◆ Challenge
Here are some records; copy every line that holds the word "Segway".

═══ Listed entries

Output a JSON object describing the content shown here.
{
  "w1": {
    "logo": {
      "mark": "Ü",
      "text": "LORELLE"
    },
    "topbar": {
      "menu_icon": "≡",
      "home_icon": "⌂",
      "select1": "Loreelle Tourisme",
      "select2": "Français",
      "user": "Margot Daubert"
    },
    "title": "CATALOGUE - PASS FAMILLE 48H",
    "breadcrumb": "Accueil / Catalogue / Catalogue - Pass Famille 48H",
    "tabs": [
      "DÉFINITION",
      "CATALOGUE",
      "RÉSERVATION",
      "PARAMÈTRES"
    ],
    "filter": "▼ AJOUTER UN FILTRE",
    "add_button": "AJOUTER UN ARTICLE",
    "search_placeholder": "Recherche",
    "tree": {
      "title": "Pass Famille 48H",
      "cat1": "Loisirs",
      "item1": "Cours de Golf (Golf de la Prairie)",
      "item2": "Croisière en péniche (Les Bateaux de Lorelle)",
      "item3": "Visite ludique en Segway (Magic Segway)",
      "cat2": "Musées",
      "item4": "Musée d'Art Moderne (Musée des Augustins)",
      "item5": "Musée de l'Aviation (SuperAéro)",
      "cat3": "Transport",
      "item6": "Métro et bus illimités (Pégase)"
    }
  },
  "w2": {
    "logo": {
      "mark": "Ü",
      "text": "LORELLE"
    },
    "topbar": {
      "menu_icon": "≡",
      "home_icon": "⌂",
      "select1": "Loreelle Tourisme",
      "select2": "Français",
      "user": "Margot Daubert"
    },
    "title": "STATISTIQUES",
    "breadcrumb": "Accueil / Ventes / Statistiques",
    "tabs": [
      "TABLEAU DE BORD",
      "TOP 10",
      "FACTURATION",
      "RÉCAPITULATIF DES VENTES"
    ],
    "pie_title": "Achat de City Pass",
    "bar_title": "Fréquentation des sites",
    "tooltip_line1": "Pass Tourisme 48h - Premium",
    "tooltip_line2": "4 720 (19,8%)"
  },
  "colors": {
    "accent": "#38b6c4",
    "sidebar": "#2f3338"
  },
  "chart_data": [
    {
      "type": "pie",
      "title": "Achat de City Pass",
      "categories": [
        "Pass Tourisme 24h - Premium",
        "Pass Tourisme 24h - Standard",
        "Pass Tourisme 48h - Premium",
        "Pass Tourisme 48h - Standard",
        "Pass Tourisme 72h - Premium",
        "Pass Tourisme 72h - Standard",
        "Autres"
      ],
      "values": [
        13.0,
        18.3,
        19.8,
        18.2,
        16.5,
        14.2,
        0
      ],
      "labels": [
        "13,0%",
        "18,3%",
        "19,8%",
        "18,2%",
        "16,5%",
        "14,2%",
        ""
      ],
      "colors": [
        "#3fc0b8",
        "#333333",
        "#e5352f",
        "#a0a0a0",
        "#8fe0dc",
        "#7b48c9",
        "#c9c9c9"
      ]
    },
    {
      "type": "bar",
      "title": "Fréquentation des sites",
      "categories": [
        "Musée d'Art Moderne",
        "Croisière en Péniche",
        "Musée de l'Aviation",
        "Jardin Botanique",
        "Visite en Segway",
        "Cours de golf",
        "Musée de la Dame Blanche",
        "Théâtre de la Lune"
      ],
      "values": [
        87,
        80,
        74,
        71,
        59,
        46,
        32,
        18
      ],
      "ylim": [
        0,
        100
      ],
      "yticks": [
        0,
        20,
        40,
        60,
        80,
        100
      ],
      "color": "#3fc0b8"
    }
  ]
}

══════

◆ The result
      "item3": "Visite ludique en Segway (Magic Segway)",
        "Visite en Segway",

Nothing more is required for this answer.